# START OF Rows

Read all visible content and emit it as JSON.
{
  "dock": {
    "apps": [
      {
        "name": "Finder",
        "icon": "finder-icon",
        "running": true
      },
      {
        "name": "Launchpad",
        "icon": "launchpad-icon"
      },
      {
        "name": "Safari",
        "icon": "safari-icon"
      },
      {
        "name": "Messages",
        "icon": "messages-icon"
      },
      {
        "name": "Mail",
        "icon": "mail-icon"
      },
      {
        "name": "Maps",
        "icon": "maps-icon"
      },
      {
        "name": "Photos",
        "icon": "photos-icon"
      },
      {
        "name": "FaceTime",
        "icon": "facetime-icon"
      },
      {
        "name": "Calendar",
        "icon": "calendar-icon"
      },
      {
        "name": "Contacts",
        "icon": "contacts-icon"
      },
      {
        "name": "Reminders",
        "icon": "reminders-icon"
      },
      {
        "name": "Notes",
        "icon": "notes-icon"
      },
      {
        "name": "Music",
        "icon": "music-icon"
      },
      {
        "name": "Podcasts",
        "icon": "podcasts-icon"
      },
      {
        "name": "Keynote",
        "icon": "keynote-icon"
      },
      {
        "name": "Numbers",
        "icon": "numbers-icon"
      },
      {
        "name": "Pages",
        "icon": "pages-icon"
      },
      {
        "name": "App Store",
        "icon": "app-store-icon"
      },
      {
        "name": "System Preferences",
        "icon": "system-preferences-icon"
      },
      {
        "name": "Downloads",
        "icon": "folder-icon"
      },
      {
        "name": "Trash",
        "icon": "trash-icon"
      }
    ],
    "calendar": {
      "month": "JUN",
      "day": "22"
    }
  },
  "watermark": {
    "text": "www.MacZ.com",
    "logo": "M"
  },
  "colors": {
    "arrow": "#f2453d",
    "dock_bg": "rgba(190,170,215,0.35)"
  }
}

# END OF Rows

* _Set exercise_: Restate each record exactly as written.

* _Result of this exercise_:
Read all visible content and emit it as JSON.
{
  "dock": {
    "apps": [
      {
        "name": "Finder",
        "icon": "finder-icon",
        "running": true
      },
      {
        "name": "Launchpad",
        "icon": "launchpad-icon"
      },
      {
        "name": "Safari",
        "icon": "safari-icon"
      },
      {
        "name": "Messages",
        "icon": "messages-icon"
      },
      {
        "name": "Mail",
        "icon": "mail-icon"
      },
      {
        "name": "Maps",
        "icon": "maps-icon"
      },
      {
        "name": "Photos",
        "icon": "photos-icon"
      },
      {
        "name": "FaceTime",
        "icon": "facetime-icon"
      },
      {
        "name": "Calendar",
        "icon": "calendar-icon"
      },
      {
        "name": "Contacts",
        "icon": "contacts-icon"
      },
      {
        "name": "Reminders",
        "icon": "reminders-icon"
      },
      {
        "name": "Notes",
        "icon": "notes-icon"
      },
      {
        "name": "Music",
        "icon": "music-icon"
      },
      {
        "name": "Podcasts",
        "icon": "podcasts-icon"
      },
      {
        "name": "Keynote",
        "icon": "keynote-icon"
      },
      {
        "name": "Numbers",
        "icon": "numbers-icon"
      },
      {
        "name": "Pages",
        "icon": "pages-icon"
      },
      {
        "name": "App Store",
        "icon": "app-store-icon"
      },
      {
        "name": "System Preferences",
        "icon": "system-preferences-icon"
      },
      {
        "name": "Downloads",
        "icon": "folder-icon"
      },
      {
        "name": "Trash",
        "icon": "trash-icon"
      }
    ],
    "calendar": {
      "month": "JUN",
      "day": "22"
    }
  },
  "watermark": {
    "text": "www.MacZ.com",
    "logo": "M"
  },
  "colors": {
    "arrow": "#f2453d",
    "dock_bg": "rgba(190,170,215,0.35)"
  }
}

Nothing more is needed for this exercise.